#### What is being asked
Tally each line where the word "پردازش" occurs, then give only the total.

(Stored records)

>>>>>

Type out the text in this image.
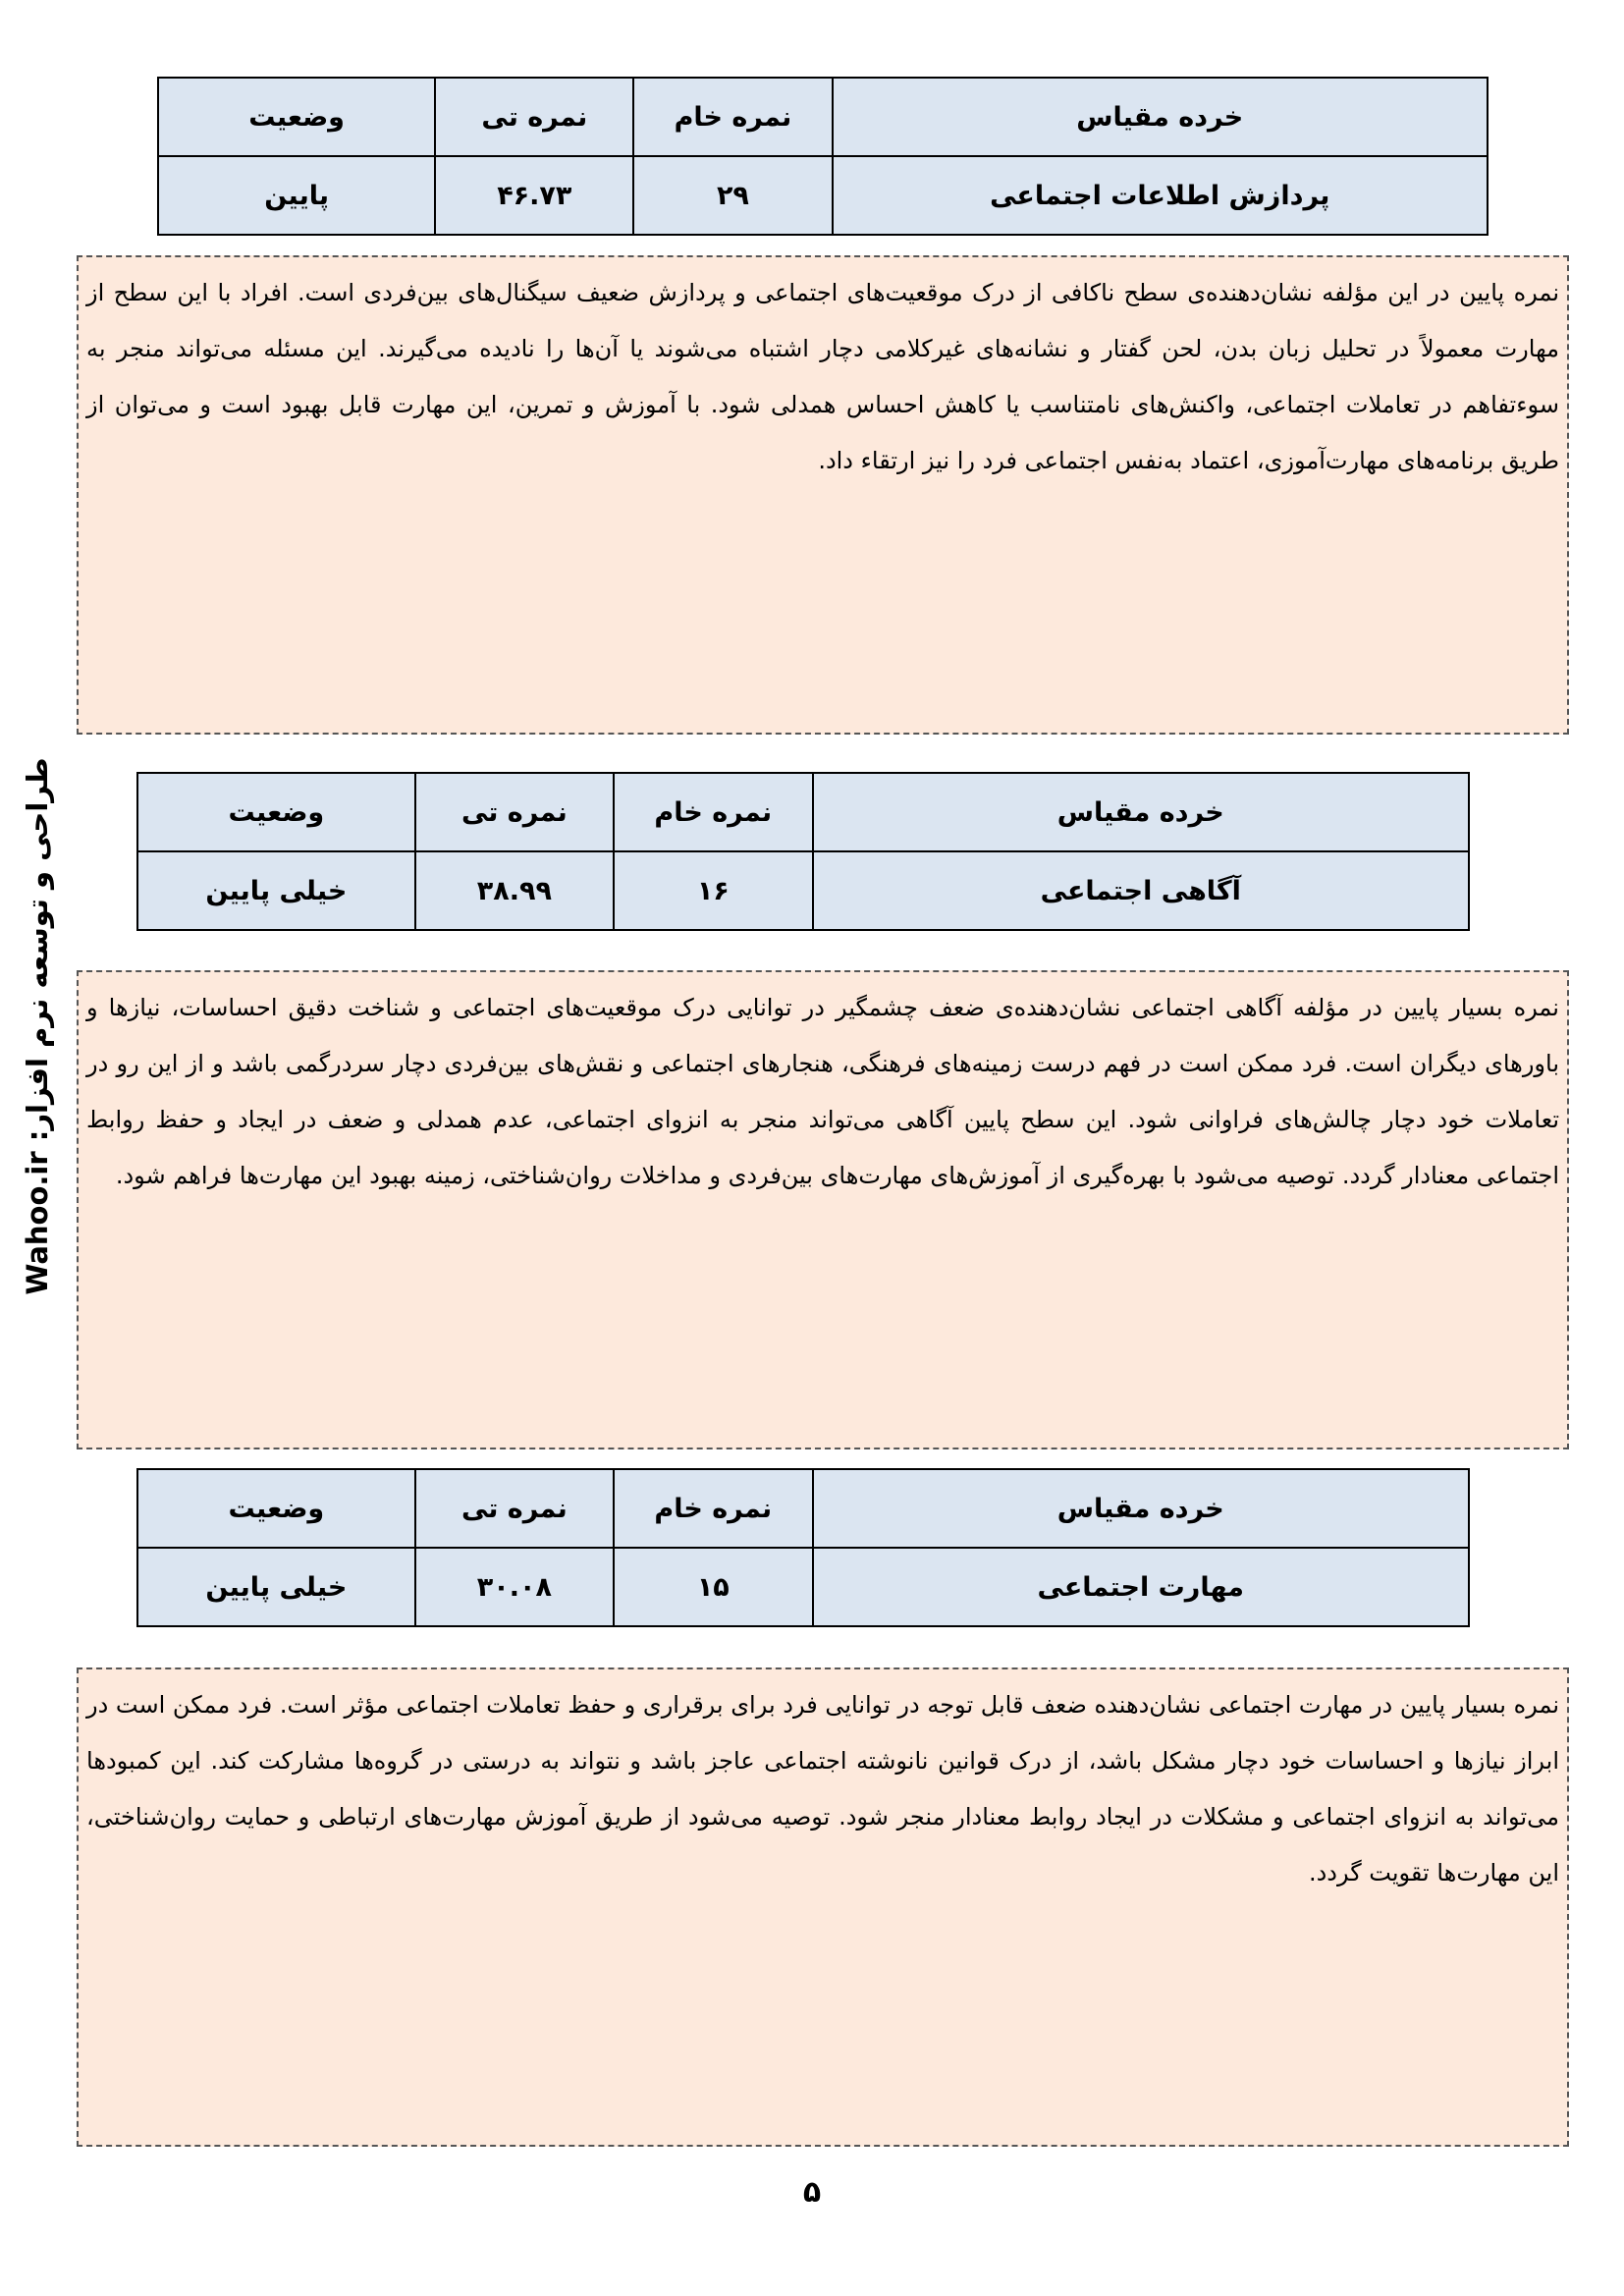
خرده مقیاس	نمره خام	نمره تی	وضعیت
پردازش اطلاعات اجتماعی	۲۹	۴۶.۷۳	پایین
نمره پایین در این مؤلفه نشان‌دهنده‌ی سطح ناکافی از درک موقعیت‌های اجتماعی و پردازش ضعیف سیگنال‌های بین‌فردی است. افراد با این سطح از مهارت معمولاً در تحلیل زبان بدن، لحن گفتار و نشانه‌های غیرکلامی دچار اشتباه می‌شوند یا آن‌ها را نادیده می‌گیرند. این مسئله می‌تواند منجر به سوءتفاهم در تعاملات اجتماعی، واکنش‌های نامتناسب یا کاهش احساس همدلی شود. با آموزش و تمرین، این مهارت قابل بهبود است و می‌توان از طریق برنامه‌های مهارت‌آموزی، اعتماد به‌نفس اجتماعی فرد را نیز ارتقاء داد.
خرده مقیاس	نمره خام	نمره تی	وضعیت
آگاهی اجتماعی	۱۶	۳۸.۹۹	خیلی پایین
نمره بسیار پایین در مؤلفه آگاهی اجتماعی نشان‌دهنده‌ی ضعف چشمگیر در توانایی درک موقعیت‌های اجتماعی و شناخت دقیق احساسات، نیازها و باورهای دیگران است. فرد ممکن است در فهم درست زمینه‌های فرهنگی، هنجارهای اجتماعی و نقش‌های بین‌فردی دچار سردرگمی باشد و از این رو در تعاملات خود دچار چالش‌های فراوانی شود. این سطح پایین آگاهی می‌تواند منجر به انزوای اجتماعی، عدم همدلی و ضعف در ایجاد و حفظ روابط اجتماعی معنادار گردد. توصیه می‌شود با بهره‌گیری از آموزش‌های مهارت‌های بین‌فردی و مداخلات روان‌شناختی، زمینه بهبود این مهارت‌ها فراهم شود.
خرده مقیاس	نمره خام	نمره تی	وضعیت
مهارت اجتماعی	۱۵	۳۰.۰۸	خیلی پایین
نمره بسیار پایین در مهارت اجتماعی نشان‌دهنده ضعف قابل توجه در توانایی فرد برای برقراری و حفظ تعاملات اجتماعی مؤثر است. فرد ممکن است در ابراز نیازها و احساسات خود دچار مشکل باشد، از درک قوانین نانوشته اجتماعی عاجز باشد و نتواند به درستی در گروه‌ها مشارکت کند. این کمبودها می‌تواند به انزوای اجتماعی و مشکلات در ایجاد روابط معنادار منجر شود. توصیه می‌شود از طریق آموزش مهارت‌های ارتباطی و حمایت روان‌شناختی، این مهارت‌ها تقویت گردد.
طراحی و توسعه نرم افزار: Wahoo.ir
۵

<<<<<

#### Correct result
2